— BEGIN Input —

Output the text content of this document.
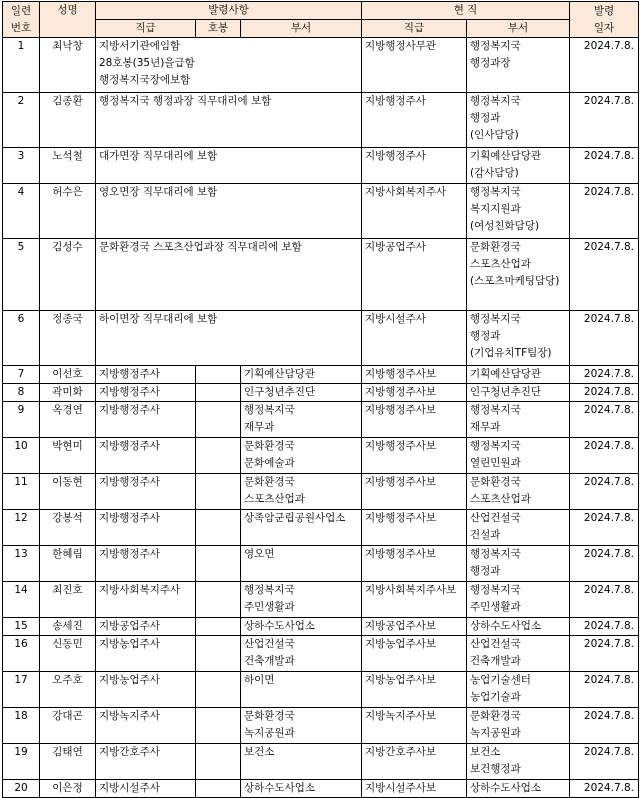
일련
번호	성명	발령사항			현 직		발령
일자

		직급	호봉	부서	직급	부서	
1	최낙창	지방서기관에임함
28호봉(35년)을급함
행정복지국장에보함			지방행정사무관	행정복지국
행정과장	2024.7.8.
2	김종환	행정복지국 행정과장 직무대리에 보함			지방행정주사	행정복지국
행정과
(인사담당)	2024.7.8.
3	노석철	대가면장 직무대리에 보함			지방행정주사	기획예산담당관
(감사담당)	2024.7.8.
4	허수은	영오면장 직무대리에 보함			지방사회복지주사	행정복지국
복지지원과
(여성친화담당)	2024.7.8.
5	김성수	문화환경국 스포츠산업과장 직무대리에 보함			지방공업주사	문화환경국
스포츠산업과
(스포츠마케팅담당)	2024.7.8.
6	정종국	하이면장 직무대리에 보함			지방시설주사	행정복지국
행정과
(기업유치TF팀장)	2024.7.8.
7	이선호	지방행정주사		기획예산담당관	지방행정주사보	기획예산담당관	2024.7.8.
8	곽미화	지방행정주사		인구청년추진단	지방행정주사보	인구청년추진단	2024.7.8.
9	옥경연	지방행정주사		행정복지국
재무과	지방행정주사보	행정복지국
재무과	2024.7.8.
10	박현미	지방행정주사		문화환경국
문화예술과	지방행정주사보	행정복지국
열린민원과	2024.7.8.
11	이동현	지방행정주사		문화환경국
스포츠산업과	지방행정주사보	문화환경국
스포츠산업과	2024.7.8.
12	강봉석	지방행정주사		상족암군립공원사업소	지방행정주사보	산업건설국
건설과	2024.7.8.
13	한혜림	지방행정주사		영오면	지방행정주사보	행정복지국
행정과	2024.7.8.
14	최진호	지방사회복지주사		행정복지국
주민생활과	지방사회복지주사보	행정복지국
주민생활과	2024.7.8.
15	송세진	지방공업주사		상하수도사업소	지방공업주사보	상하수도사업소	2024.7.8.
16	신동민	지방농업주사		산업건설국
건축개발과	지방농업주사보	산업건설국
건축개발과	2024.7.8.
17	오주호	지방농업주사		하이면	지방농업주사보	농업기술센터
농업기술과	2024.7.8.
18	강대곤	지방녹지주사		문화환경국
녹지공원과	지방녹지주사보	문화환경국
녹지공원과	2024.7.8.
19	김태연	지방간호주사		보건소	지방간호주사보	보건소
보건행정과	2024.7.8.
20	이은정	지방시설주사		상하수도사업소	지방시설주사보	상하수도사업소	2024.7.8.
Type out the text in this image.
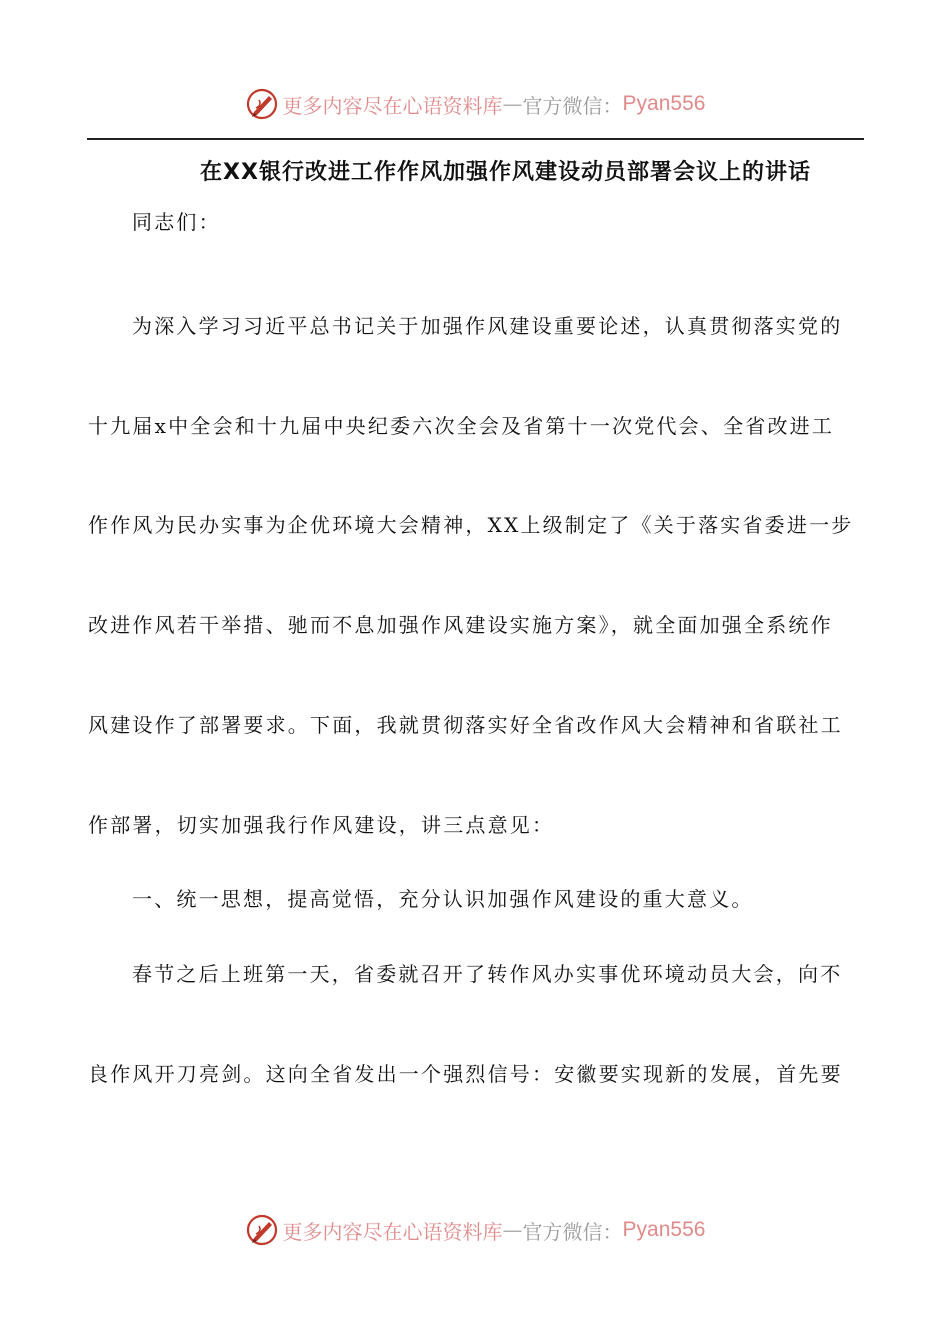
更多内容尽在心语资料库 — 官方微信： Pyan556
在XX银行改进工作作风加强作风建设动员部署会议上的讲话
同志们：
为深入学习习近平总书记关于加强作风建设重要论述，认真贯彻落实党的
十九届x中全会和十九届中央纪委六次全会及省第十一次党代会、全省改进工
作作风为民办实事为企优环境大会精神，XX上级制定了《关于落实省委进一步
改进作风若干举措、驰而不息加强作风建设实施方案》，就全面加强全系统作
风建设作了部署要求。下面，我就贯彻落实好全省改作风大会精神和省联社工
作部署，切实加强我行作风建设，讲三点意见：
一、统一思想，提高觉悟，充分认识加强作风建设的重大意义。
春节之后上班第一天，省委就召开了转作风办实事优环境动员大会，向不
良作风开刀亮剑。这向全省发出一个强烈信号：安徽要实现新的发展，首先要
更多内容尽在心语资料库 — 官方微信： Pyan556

— END Input —

→ **Given task**
Search the listing above for the string "지방시설주사". Copy every line that contains it.

→ **Task output**
6	정종국	하이면장 직무대리에 보함			지방시설주사	행정복지국
20	이은정	지방시설주사		상하수도사업소	지방시설주사보	상하수도사업소	2024.7.8.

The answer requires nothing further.